> What is asked
Identify the lines that contain the word "name", then copy them.

> Records shown
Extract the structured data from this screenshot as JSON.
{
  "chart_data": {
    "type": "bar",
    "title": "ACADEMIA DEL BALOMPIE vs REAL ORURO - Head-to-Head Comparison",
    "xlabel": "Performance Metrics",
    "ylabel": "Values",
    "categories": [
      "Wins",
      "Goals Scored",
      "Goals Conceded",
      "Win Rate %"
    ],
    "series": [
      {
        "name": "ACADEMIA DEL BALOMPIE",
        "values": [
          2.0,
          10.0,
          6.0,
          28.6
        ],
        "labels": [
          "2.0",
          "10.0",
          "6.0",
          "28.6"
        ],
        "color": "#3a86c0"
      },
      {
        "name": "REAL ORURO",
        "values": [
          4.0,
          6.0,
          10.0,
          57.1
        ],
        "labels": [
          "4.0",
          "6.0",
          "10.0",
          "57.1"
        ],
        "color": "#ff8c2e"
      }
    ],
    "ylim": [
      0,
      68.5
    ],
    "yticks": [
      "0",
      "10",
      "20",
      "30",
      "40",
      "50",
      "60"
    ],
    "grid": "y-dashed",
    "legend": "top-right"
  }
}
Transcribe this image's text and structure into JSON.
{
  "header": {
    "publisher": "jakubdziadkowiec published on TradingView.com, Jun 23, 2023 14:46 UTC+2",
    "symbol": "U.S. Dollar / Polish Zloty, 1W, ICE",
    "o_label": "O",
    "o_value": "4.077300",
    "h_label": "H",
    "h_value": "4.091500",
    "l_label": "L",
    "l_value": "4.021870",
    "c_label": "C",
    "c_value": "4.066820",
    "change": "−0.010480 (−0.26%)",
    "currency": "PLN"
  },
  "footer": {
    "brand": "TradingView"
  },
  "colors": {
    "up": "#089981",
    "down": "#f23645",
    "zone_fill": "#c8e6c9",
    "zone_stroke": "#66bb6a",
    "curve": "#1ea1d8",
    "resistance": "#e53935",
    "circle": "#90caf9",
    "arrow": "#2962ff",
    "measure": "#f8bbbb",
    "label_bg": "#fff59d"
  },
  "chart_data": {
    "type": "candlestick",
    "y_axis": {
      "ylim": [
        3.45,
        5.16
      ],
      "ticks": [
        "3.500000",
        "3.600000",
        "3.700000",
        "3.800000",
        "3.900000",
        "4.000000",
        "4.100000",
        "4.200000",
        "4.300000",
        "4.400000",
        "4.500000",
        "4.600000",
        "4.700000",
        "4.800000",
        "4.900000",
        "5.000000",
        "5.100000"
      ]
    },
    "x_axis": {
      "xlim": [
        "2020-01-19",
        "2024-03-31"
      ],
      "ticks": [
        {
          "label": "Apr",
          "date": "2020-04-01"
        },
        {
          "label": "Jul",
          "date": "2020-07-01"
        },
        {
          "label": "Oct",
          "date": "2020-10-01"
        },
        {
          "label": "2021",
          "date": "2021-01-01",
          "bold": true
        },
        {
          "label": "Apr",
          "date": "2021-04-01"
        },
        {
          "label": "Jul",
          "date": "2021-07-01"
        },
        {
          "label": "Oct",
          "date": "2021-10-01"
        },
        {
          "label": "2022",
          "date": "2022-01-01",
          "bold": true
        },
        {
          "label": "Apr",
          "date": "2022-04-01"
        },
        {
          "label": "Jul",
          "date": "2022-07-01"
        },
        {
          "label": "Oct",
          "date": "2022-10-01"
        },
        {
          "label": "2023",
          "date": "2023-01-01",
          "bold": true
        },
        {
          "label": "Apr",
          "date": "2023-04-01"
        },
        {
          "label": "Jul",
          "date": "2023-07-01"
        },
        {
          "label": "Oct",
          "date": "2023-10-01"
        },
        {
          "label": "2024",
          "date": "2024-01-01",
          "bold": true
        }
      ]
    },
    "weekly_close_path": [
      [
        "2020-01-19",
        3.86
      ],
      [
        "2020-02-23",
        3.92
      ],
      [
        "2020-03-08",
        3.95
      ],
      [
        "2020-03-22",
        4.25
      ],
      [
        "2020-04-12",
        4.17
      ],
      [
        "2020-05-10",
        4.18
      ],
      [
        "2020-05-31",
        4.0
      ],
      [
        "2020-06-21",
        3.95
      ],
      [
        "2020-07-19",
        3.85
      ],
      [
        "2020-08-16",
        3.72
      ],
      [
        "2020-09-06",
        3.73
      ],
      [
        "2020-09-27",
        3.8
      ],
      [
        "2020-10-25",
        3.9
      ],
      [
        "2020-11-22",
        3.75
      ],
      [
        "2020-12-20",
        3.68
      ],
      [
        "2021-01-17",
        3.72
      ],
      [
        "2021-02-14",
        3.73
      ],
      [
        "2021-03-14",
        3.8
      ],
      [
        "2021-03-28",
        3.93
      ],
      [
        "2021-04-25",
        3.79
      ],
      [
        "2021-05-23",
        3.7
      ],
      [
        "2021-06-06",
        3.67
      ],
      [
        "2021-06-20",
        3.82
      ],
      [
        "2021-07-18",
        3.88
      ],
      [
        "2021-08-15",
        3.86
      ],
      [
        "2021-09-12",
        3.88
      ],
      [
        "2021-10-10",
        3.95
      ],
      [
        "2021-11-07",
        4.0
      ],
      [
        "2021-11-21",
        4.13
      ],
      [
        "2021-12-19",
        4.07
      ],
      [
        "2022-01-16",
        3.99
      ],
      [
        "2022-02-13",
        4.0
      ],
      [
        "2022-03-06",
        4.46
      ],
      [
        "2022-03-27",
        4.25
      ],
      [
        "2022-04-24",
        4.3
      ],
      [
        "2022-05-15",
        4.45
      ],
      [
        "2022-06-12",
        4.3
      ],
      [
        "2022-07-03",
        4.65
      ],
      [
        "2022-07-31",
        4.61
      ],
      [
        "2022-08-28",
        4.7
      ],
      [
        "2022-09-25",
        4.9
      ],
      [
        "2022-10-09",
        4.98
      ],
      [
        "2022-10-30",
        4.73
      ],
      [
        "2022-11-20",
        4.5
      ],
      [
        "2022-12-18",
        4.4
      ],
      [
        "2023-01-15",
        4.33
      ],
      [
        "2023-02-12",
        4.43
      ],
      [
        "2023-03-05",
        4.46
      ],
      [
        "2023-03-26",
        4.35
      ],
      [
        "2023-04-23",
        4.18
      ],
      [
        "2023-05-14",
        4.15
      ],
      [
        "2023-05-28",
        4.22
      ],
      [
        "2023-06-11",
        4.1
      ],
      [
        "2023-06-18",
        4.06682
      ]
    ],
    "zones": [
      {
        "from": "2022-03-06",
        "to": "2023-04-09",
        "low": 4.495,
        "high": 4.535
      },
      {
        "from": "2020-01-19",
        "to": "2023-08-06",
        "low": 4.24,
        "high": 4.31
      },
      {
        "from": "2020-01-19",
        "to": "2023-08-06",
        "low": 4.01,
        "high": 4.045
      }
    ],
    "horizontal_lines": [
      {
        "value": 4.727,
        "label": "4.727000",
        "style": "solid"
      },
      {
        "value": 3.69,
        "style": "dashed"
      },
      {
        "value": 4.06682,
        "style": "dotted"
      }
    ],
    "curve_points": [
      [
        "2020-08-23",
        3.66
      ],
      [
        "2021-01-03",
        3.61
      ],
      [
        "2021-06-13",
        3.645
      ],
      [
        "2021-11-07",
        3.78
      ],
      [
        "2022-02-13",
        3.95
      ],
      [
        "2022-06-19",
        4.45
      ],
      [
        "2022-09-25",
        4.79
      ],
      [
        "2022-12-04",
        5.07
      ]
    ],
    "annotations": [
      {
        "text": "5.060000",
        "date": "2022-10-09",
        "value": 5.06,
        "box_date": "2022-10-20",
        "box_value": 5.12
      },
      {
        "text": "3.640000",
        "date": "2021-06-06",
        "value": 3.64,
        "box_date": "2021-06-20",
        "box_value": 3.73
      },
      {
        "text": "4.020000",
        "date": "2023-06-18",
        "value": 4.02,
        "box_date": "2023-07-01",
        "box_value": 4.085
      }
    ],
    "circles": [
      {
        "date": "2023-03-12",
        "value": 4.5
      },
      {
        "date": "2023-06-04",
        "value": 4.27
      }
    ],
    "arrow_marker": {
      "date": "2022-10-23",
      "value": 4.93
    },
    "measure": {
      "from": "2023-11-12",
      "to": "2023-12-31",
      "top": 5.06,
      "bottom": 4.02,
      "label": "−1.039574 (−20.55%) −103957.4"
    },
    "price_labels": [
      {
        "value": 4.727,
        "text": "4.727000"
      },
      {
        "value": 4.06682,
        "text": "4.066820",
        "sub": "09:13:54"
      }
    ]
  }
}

> Result
        "name": "ACADEMIA DEL BALOMPIE",
        "name": "REAL ORURO",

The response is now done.